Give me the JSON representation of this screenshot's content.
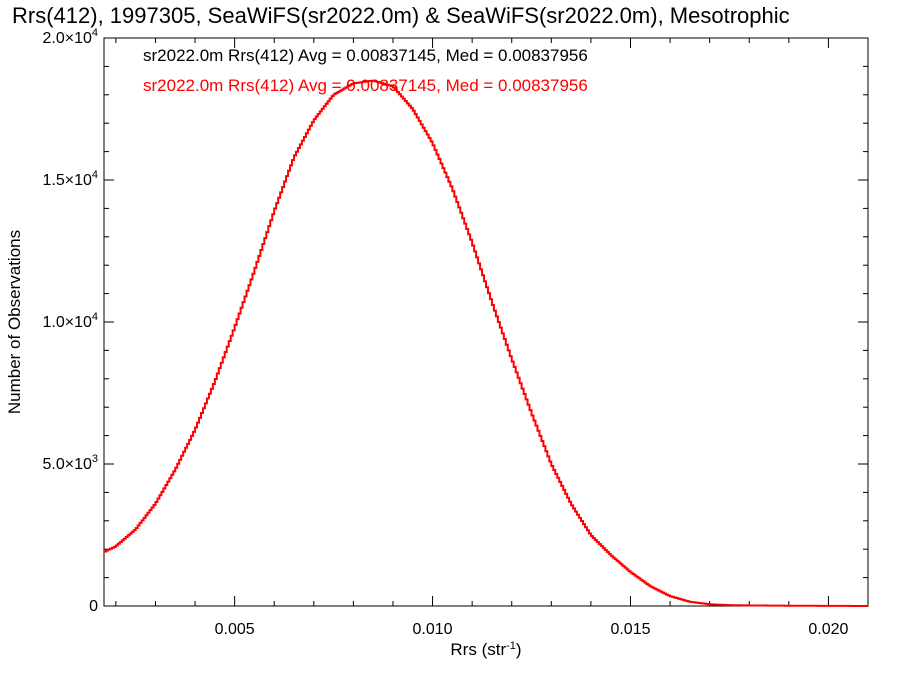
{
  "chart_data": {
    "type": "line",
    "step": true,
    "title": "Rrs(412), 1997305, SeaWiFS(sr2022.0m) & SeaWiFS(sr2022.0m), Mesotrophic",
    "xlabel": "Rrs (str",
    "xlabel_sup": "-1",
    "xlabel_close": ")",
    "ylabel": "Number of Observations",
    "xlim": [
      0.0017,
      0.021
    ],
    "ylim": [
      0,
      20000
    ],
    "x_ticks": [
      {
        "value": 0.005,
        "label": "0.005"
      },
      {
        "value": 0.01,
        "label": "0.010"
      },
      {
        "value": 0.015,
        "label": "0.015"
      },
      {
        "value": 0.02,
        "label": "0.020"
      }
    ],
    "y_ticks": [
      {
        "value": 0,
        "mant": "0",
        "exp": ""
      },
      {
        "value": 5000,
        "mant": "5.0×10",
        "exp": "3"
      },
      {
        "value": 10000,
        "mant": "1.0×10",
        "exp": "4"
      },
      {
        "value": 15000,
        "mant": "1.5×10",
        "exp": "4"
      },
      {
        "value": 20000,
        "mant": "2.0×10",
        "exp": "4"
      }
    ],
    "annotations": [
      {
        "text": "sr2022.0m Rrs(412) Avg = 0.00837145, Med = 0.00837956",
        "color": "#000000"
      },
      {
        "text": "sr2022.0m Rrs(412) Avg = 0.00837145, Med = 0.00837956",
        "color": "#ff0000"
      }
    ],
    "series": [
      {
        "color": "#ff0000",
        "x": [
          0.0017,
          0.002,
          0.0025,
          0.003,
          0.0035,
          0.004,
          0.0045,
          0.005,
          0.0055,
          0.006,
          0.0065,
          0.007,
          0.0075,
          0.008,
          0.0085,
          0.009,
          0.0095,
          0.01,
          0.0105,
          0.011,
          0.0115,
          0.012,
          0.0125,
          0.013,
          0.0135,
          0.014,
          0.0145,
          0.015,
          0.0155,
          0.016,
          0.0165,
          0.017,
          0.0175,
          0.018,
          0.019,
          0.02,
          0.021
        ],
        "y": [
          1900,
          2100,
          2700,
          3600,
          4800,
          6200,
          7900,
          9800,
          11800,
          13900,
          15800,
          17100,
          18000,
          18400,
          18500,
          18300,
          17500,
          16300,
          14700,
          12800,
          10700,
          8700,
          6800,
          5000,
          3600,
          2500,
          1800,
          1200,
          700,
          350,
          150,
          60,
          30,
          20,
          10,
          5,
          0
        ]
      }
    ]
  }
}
^^^^^^^^^^^^^^^^
> AIM OF THE TASK: Reproduce all of the data exactly, omitting each picture it holds.

> EXPECTED ANSWER:
Give me the JSON representation of this screenshot's content.
{
  "chart_data": {
    "type": "line",
    "step": true,
    "title": "Rrs(412), 1997305, SeaWiFS(sr2022.0m) & SeaWiFS(sr2022.0m), Mesotrophic",
    "xlabel": "Rrs (str",
    "xlabel_sup": "-1",
    "xlabel_close": ")",
    "ylabel": "Number of Observations",
    "xlim": [
      0.0017,
      0.021
    ],
    "ylim": [
      0,
      20000
    ],
    "x_ticks": [
      {
        "value": 0.005,
        "label": "0.005"
      },
      {
        "value": 0.01,
        "label": "0.010"
      },
      {
        "value": 0.015,
        "label": "0.015"
      },
      {
        "value": 0.02,
        "label": "0.020"
      }
    ],
    "y_ticks": [
      {
        "value": 0,
        "mant": "0",
        "exp": ""
      },
      {
        "value": 5000,
        "mant": "5.0×10",
        "exp": "3"
      },
      {
        "value": 10000,
        "mant": "1.0×10",
        "exp": "4"
      },
      {
        "value": 15000,
        "mant": "1.5×10",
        "exp": "4"
      },
      {
        "value": 20000,
        "mant": "2.0×10",
        "exp": "4"
      }
    ],
    "annotations": [
      {
        "text": "sr2022.0m Rrs(412) Avg = 0.00837145, Med = 0.00837956",
        "color": "#000000"
      },
      {
        "text": "sr2022.0m Rrs(412) Avg = 0.00837145, Med = 0.00837956",
        "color": "#ff0000"
      }
    ],
    "series": [
      {
        "color": "#ff0000",
        "x": [
          0.0017,
          0.002,
          0.0025,
          0.003,
          0.0035,
          0.004,
          0.0045,
          0.005,
          0.0055,
          0.006,
          0.0065,
          0.007,
          0.0075,
          0.008,
          0.0085,
          0.009,
          0.0095,
          0.01,
          0.0105,
          0.011,
          0.0115,
          0.012,
          0.0125,
          0.013,
          0.0135,
          0.014,
          0.0145,
          0.015,
          0.0155,
          0.016,
          0.0165,
          0.017,
          0.0175,
          0.018,
          0.019,
          0.02,
          0.021
        ],
        "y": [
          1900,
          2100,
          2700,
          3600,
          4800,
          6200,
          7900,
          9800,
          11800,
          13900,
          15800,
          17100,
          18000,
          18400,
          18500,
          18300,
          17500,
          16300,
          14700,
          12800,
          10700,
          8700,
          6800,
          5000,
          3600,
          2500,
          1800,
          1200,
          700,
          350,
          150,
          60,
          30,
          20,
          10,
          5,
          0
        ]
      }
    ]
  }
}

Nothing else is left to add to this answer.